Problem to solve:
Reproduce the following material exactly, including every line.

Listed records:
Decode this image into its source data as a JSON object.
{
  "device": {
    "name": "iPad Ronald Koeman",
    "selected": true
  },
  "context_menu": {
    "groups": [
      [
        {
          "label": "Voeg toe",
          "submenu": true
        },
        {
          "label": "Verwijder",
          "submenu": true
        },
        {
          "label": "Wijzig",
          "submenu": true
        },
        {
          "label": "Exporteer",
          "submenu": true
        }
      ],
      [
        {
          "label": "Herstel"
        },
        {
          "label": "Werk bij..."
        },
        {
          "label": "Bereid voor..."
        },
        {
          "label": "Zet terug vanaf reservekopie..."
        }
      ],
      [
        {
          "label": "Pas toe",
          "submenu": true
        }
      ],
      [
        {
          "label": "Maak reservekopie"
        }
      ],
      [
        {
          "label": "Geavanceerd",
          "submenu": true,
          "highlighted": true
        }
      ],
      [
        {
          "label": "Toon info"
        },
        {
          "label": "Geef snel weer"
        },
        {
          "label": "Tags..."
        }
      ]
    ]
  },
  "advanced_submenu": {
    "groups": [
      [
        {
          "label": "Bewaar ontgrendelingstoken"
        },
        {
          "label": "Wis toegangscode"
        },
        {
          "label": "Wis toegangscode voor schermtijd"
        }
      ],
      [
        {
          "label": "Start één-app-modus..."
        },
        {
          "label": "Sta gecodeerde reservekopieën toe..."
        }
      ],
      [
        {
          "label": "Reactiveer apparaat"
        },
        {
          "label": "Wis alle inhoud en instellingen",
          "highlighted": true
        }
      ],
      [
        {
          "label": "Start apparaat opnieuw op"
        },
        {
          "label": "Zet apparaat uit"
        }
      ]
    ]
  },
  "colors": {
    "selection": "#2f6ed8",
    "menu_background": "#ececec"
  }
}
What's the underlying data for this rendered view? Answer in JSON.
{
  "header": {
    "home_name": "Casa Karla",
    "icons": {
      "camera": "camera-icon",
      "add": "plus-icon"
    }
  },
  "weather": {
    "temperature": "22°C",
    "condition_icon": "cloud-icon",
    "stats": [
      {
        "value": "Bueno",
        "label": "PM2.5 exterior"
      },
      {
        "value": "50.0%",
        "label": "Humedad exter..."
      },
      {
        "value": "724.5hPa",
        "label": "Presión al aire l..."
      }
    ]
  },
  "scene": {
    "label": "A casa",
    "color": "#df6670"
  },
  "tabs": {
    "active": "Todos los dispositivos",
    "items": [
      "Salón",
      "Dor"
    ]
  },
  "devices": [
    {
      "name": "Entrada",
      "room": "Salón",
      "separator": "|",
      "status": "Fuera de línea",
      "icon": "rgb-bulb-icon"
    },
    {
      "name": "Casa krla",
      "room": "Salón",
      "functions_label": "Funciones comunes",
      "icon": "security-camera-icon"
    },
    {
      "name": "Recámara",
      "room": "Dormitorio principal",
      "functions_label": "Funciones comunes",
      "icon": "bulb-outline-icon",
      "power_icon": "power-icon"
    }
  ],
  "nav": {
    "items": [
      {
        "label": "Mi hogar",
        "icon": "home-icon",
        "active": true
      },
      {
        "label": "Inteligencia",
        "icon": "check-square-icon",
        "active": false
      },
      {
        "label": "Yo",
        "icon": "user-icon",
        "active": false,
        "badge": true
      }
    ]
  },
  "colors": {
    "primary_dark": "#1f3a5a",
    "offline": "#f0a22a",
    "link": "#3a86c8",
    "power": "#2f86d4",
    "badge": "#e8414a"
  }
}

Solution below:
Decode this image into its source data as a JSON object.
{
  "device": {
    "name": "iPad Ronald Koeman",
    "selected": true
  },
  "context_menu": {
    "groups": [
      [
        {
          "label": "Voeg toe",
          "submenu": true
        },
        {
          "label": "Verwijder",
          "submenu": true
        },
        {
          "label": "Wijzig",
          "submenu": true
        },
        {
          "label": "Exporteer",
          "submenu": true
        }
      ],
      [
        {
          "label": "Herstel"
        },
        {
          "label": "Werk bij..."
        },
        {
          "label": "Bereid voor..."
        },
        {
          "label": "Zet terug vanaf reservekopie..."
        }
      ],
      [
        {
          "label": "Pas toe",
          "submenu": true
        }
      ],
      [
        {
          "label": "Maak reservekopie"
        }
      ],
      [
        {
          "label": "Geavanceerd",
          "submenu": true,
          "highlighted": true
        }
      ],
      [
        {
          "label": "Toon info"
        },
        {
          "label": "Geef snel weer"
        },
        {
          "label": "Tags..."
        }
      ]
    ]
  },
  "advanced_submenu": {
    "groups": [
      [
        {
          "label": "Bewaar ontgrendelingstoken"
        },
        {
          "label": "Wis toegangscode"
        },
        {
          "label": "Wis toegangscode voor schermtijd"
        }
      ],
      [
        {
          "label": "Start één-app-modus..."
        },
        {
          "label": "Sta gecodeerde reservekopieën toe..."
        }
      ],
      [
        {
          "label": "Reactiveer apparaat"
        },
        {
          "label": "Wis alle inhoud en instellingen",
          "highlighted": true
        }
      ],
      [
        {
          "label": "Start apparaat opnieuw op"
        },
        {
          "label": "Zet apparaat uit"
        }
      ]
    ]
  },
  "colors": {
    "selection": "#2f6ed8",
    "menu_background": "#ececec"
  }
}
What's the underlying data for this rendered view? Answer in JSON.
{
  "header": {
    "home_name": "Casa Karla",
    "icons": {
      "camera": "camera-icon",
      "add": "plus-icon"
    }
  },
  "weather": {
    "temperature": "22°C",
    "condition_icon": "cloud-icon",
    "stats": [
      {
        "value": "Bueno",
        "label": "PM2.5 exterior"
      },
      {
        "value": "50.0%",
        "label": "Humedad exter..."
      },
      {
        "value": "724.5hPa",
        "label": "Presión al aire l..."
      }
    ]
  },
  "scene": {
    "label": "A casa",
    "color": "#df6670"
  },
  "tabs": {
    "active": "Todos los dispositivos",
    "items": [
      "Salón",
      "Dor"
    ]
  },
  "devices": [
    {
      "name": "Entrada",
      "room": "Salón",
      "separator": "|",
      "status": "Fuera de línea",
      "icon": "rgb-bulb-icon"
    },
    {
      "name": "Casa krla",
      "room": "Salón",
      "functions_label": "Funciones comunes",
      "icon": "security-camera-icon"
    },
    {
      "name": "Recámara",
      "room": "Dormitorio principal",
      "functions_label": "Funciones comunes",
      "icon": "bulb-outline-icon",
      "power_icon": "power-icon"
    }
  ],
  "nav": {
    "items": [
      {
        "label": "Mi hogar",
        "icon": "home-icon",
        "active": true
      },
      {
        "label": "Inteligencia",
        "icon": "check-square-icon",
        "active": false
      },
      {
        "label": "Yo",
        "icon": "user-icon",
        "active": false,
        "badge": true
      }
    ]
  },
  "colors": {
    "primary_dark": "#1f3a5a",
    "offline": "#f0a22a",
    "link": "#3a86c8",
    "power": "#2f86d4",
    "badge": "#e8414a"
  }
}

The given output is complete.